*WRITTEN REQUEST*
In the text below on pixel detector signals, what three components make up the detector circuit?

For uniform gamma charge generation within the detector bulk,
*n*(*x*_{0}) = 1, the charge distribution is calculated from
(5):

*n*(*e*) = (d(*e*(*x*_{0},*
d*))/d*x*_{0})^{-1} =
-(d*h*(*x*_{0})/d*x*_{0})^{-1 }(7)

Since the gamma generated charge is proportional to the gamma energy, the
distribution *n*(*e*) is the ordinary gamma spectrum.

Fig. 5 shows the spectra for the series: *a*/*d* = 0.2, 0.4, 0.8,
1.6, according to equation (7). The spectral lines are narrow as the aspect
ratio is low and they tend towards a square shape at high ratio. The missing
charge of the stationary holes generates a low energy tail in the spectrum of
the small pixel detector.

**Figure 5:** The charge spectral distribution, *n*(*e*)
(equation (7)), for uniform gamma generation within the detector, for the series
of aspect ratios: *a*/*d* = 0.2, 0.4, 0.8, 1.6.

**3. Detector circuit.**

The detector circuit includes a charge
sensitive preamplifier, a spectroscopy amplifier, and a multi channel analyzer
(MCA) as presented in Fig. 1.

The charge sensitive preamplifier measures the charge flow and build-up on
the pixel contact, and outputs a step like signal, *e*(*t*), with
rise-up that follows equation (4) and fig-2. Equation (5) gives the step's
height.

The charge signal is inputted into the input of a spectroscopy amplifier that
outputs a moving average of the derivative of the input. The exact output
depends on the transfer function of the specific device. Here the unit will be
considered a true integrator of a moving time window of a duration
*t*_{shape}. This operation cuts the system noise for all times
except the time of charge flow through the detector.

The output is proportional to the input's finite difference,
*e*(*t*) - *e*(*t* - *t*_{shape}), and the
pulse peaks when the electrons arrive to the pixel by eq. (5) :

*S *= *q* - *h*(*x*_{shape}) (8)

where *x*_{shape} = *d* - *v t*_{shape}.

Consider a case where the shape time, *t*_{shape}, is shorter
than the electron transition time from contact to contact
(*t*_{e}). *x*_{shape} is then the position where it
takes a gamma generated charge excactly *t*_{shape} to arrive to
the pixel.

If charge is generated at a position *x*_{0} shorter of
*x*_{shape} , then the flow time will be longer than
*t*_{shape}. However, the output peak (8) takes into account input
values only in the time window *t*_{shape} before arrival to the
pixel. Therefore, the output signal (8) will be the same for all events where
*x*_{0} < *x*_{shape}.

*RAW DATA*
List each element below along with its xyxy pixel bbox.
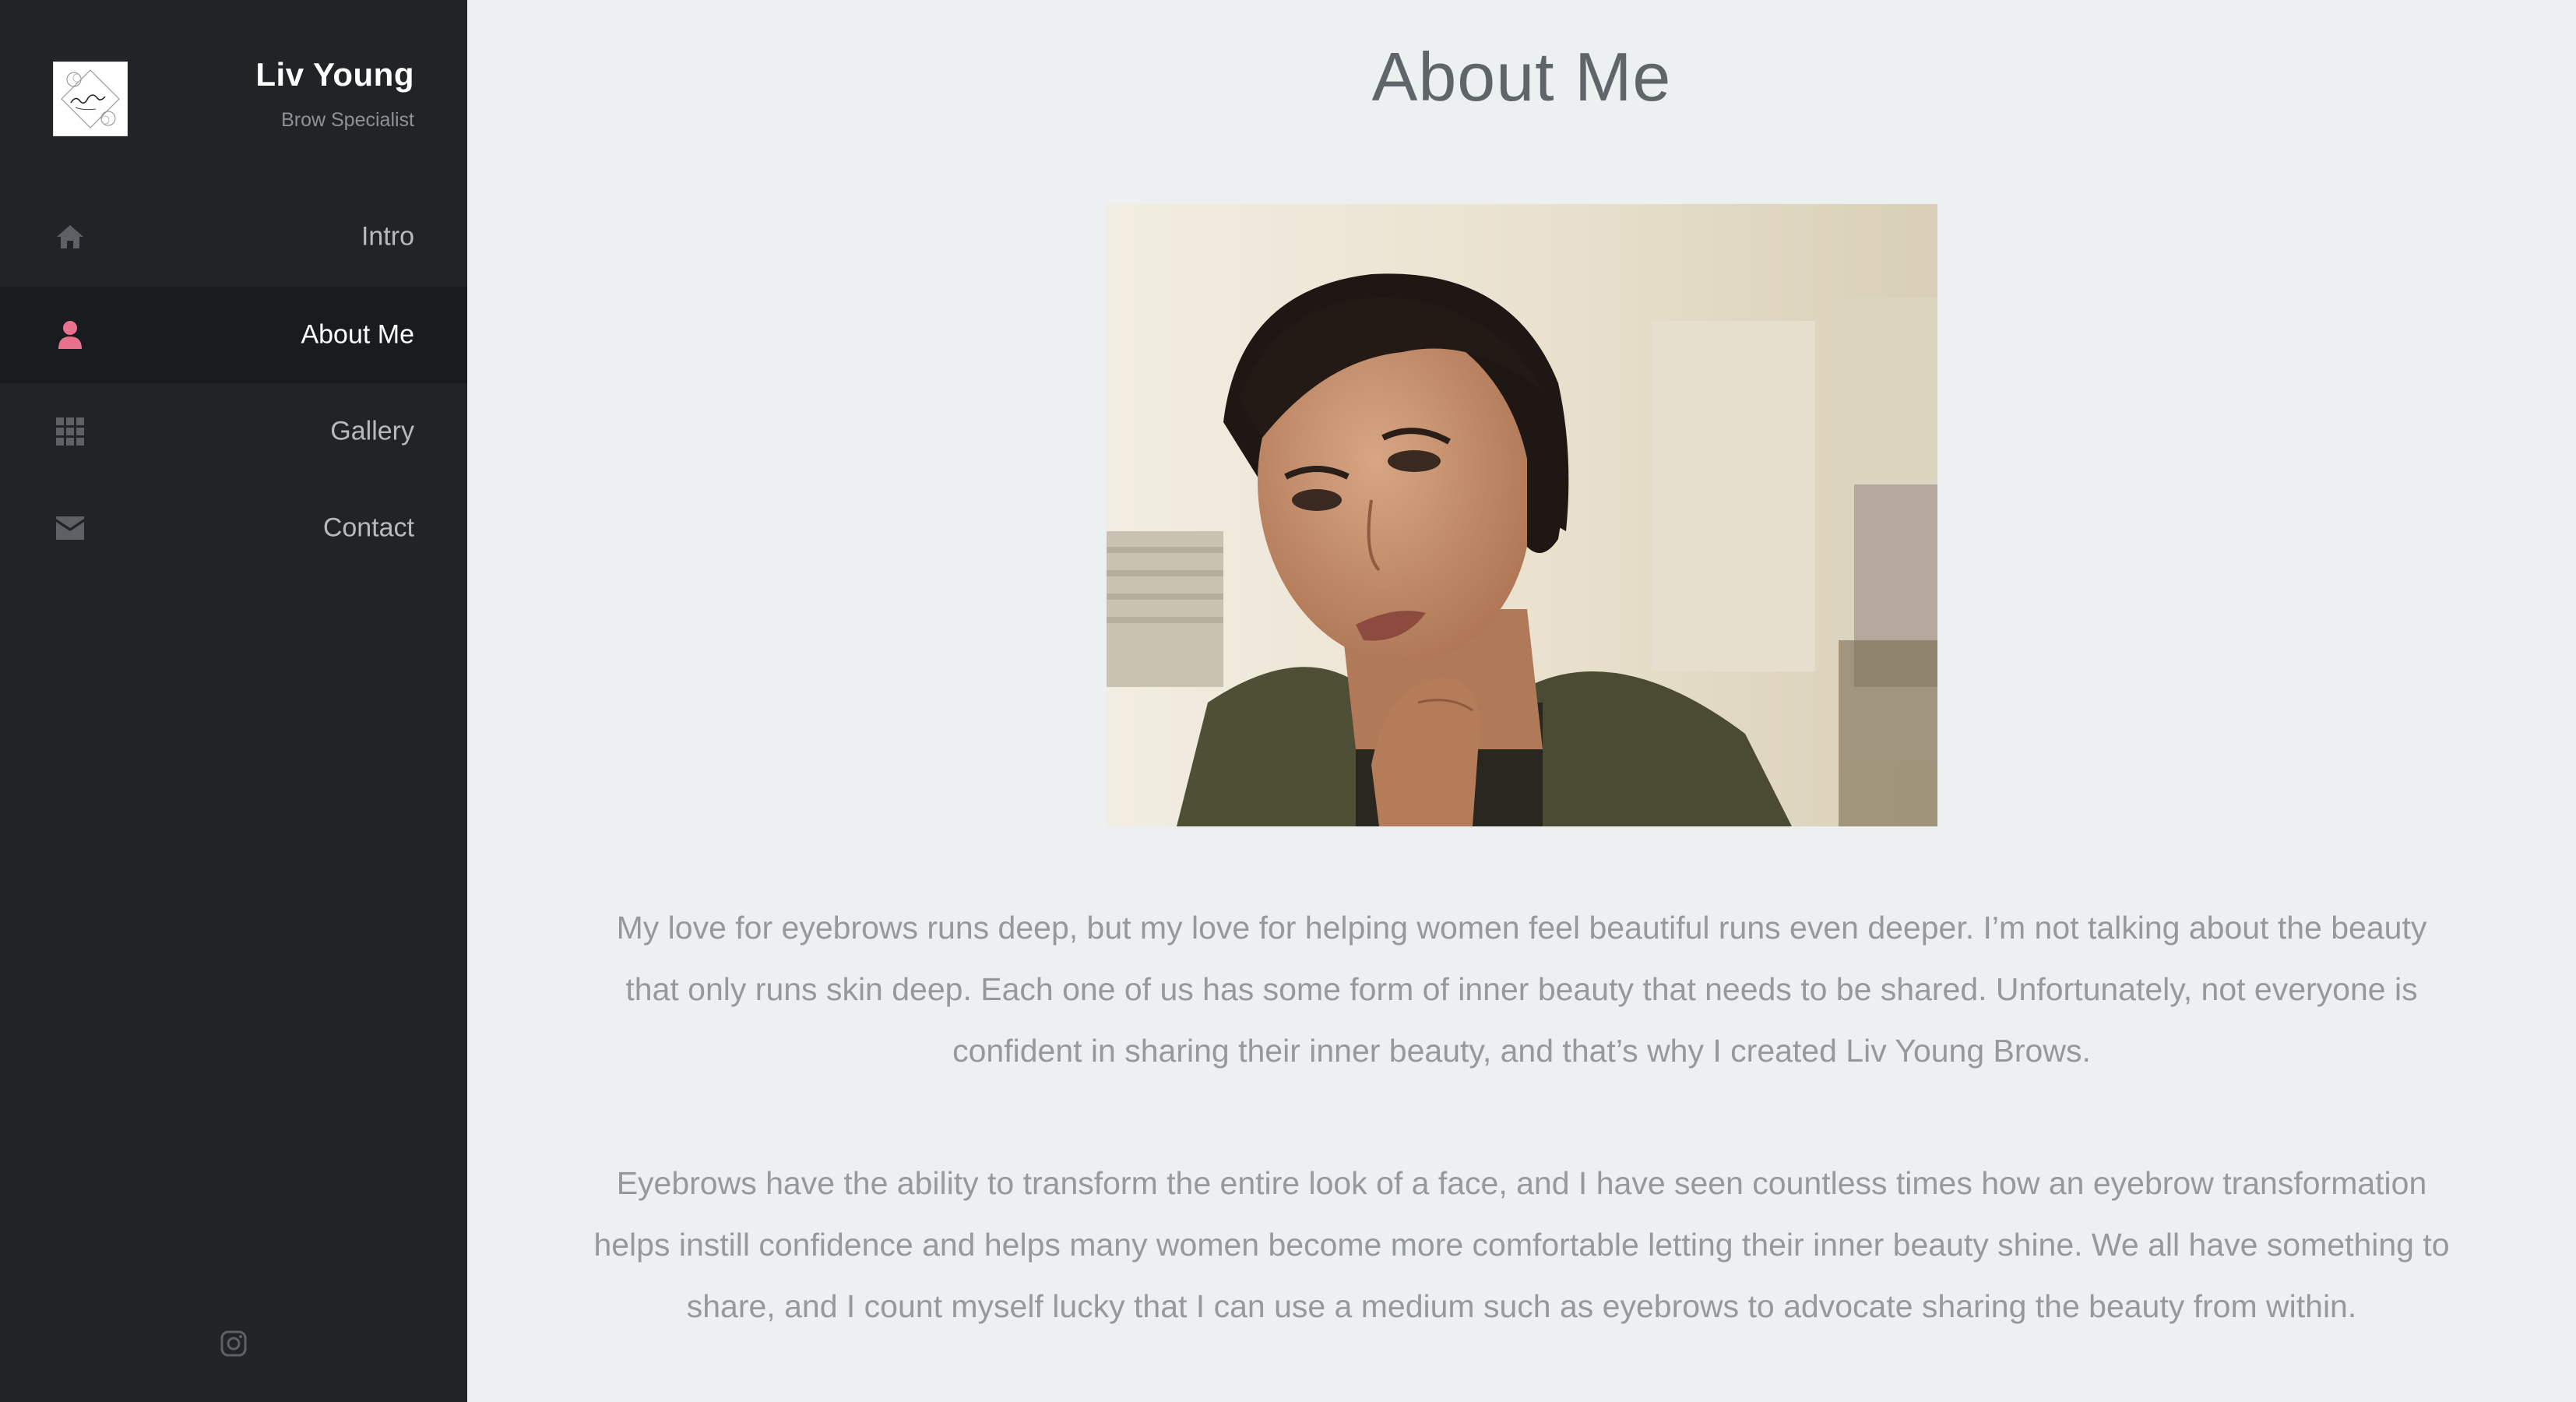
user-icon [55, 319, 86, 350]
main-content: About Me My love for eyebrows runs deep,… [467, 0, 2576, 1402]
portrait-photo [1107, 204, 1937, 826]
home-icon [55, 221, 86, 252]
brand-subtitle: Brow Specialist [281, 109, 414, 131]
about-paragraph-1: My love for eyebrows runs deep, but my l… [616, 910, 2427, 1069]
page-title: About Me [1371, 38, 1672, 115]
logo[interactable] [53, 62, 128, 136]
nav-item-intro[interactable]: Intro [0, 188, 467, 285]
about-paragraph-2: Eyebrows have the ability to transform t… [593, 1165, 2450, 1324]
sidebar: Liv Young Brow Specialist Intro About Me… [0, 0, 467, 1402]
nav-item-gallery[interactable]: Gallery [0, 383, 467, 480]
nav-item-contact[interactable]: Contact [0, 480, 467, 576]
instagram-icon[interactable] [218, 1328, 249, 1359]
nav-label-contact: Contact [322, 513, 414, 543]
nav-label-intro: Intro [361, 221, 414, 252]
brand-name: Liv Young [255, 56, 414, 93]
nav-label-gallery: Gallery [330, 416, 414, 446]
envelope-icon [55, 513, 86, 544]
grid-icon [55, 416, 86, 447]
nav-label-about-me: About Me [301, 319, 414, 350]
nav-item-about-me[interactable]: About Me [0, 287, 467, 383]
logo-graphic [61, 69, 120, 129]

*SOLUTION TO THIS PROBLEM*
A charge sensitive preamplifier, a spectroscopy amplifier, and a multi channel analyzer (MCA).